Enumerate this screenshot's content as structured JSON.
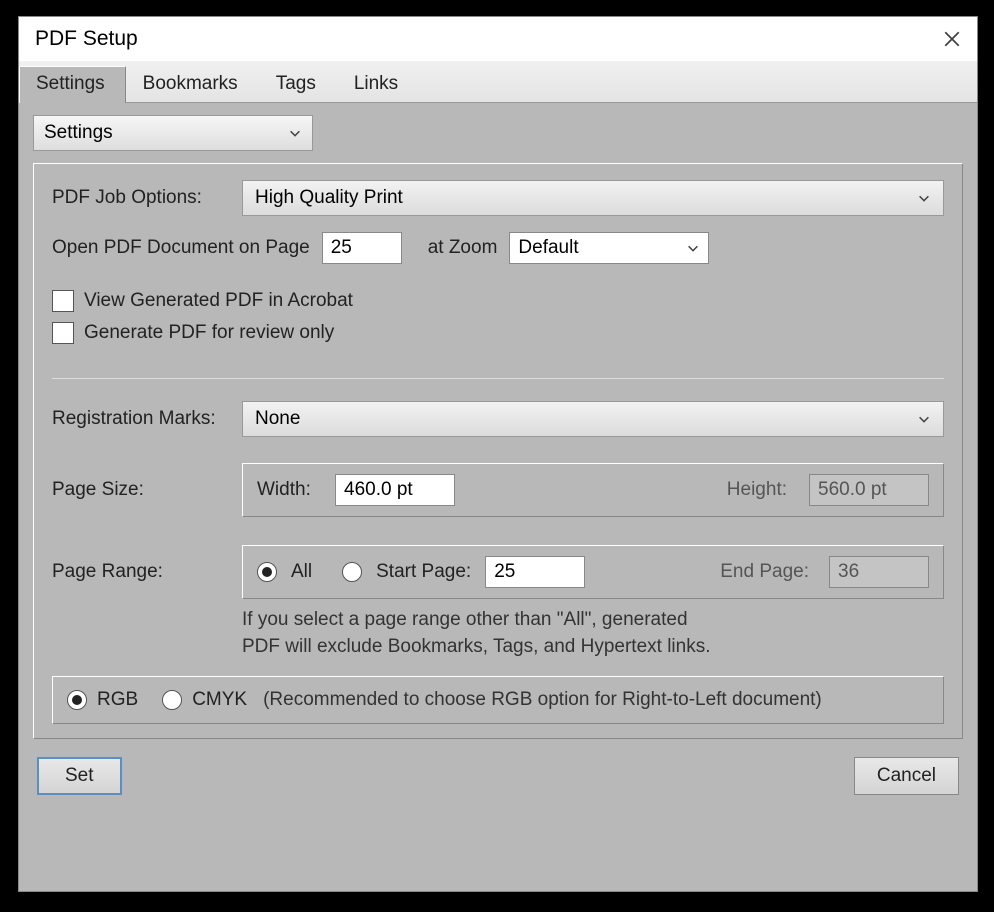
{
  "title": "PDF Setup",
  "tabs": [
    {
      "label": "Settings"
    },
    {
      "label": "Bookmarks"
    },
    {
      "label": "Tags"
    },
    {
      "label": "Links"
    }
  ],
  "settings_dropdown": "Settings",
  "form": {
    "job_options": {
      "label": "PDF Job Options:",
      "value": "High Quality Print"
    },
    "open_page": {
      "label": "Open PDF Document on Page",
      "value": "25"
    },
    "zoom": {
      "label": "at Zoom",
      "value": "Default"
    },
    "view_generated": "View Generated PDF in Acrobat",
    "review_only": "Generate PDF for review only",
    "reg_marks": {
      "label": "Registration Marks:",
      "value": "None"
    },
    "page_size": {
      "label": "Page Size:",
      "width_label": "Width:",
      "width_value": "460.0 pt",
      "height_label": "Height:",
      "height_value": "560.0 pt"
    },
    "page_range": {
      "label": "Page Range:",
      "all": "All",
      "start_label": "Start Page:",
      "start_value": "25",
      "end_label": "End Page:",
      "end_value": "36"
    },
    "note_line1": "If you select a page range other than \"All\",  generated",
    "note_line2": "PDF will exclude Bookmarks, Tags, and Hypertext links.",
    "color": {
      "rgb": "RGB",
      "cmyk": "CMYK",
      "recommend": "(Recommended to choose RGB option for Right-to-Left document)"
    }
  },
  "buttons": {
    "set": "Set",
    "cancel": "Cancel"
  }
}
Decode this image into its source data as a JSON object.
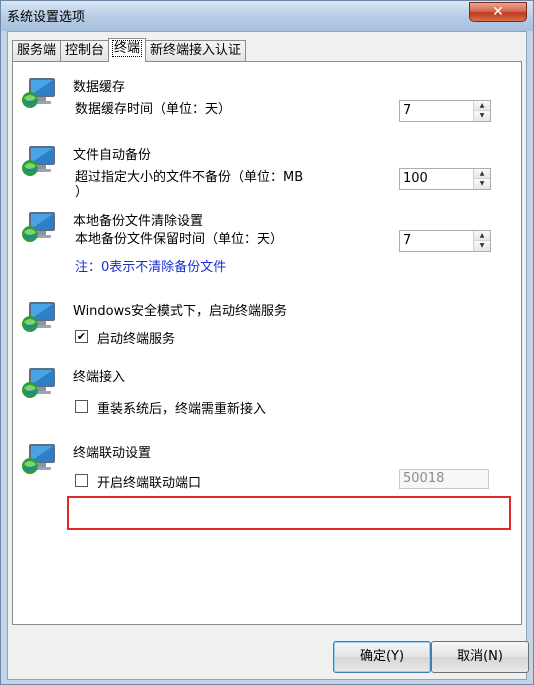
{
  "window": {
    "title": "系统设置选项",
    "close_label": "✕"
  },
  "tabs": [
    {
      "label": "服务端"
    },
    {
      "label": "控制台"
    },
    {
      "label": "终端"
    },
    {
      "label": "新终端接入认证"
    }
  ],
  "sections": {
    "data_cache": {
      "title": "数据缓存",
      "field_label": "数据缓存时间（单位：天）",
      "value": "7"
    },
    "auto_backup": {
      "title": "文件自动备份",
      "field_label_line1": "超过指定大小的文件不备份（单位：MB",
      "field_label_line2": "）",
      "value": "100"
    },
    "backup_cleanup": {
      "title": "本地备份文件清除设置",
      "field_label": "本地备份文件保留时间（单位：天）",
      "value": "7",
      "note": "注：0表示不清除备份文件"
    },
    "safe_mode": {
      "title": "Windows安全模式下，启动终端服务",
      "checkbox_label": "启动终端服务",
      "checked": true
    },
    "terminal_access": {
      "title": "终端接入",
      "checkbox_label": "重装系统后，终端需重新接入",
      "checked": false
    },
    "terminal_link": {
      "title": "终端联动设置",
      "checkbox_label": "开启终端联动端口",
      "checked": false,
      "port_value": "50018"
    }
  },
  "buttons": {
    "ok": "确定(Y)",
    "cancel": "取消(N)"
  },
  "icons": {
    "section_icon": "computer-globe-icon",
    "checkmark": "✔",
    "spin_up": "▲",
    "spin_down": "▼"
  },
  "colors": {
    "note": "#1a2fcf",
    "highlight": "#e02a2a"
  }
}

● ● ● ● ● ● ●

TASK DESCRIPTION:
Check the data for the word "this" and pull out the lines that have it.

EXERCISE SOLUTION:
Enumerate this screenshot's content as structured JSON.
Decode this image into its source data as a JSON object.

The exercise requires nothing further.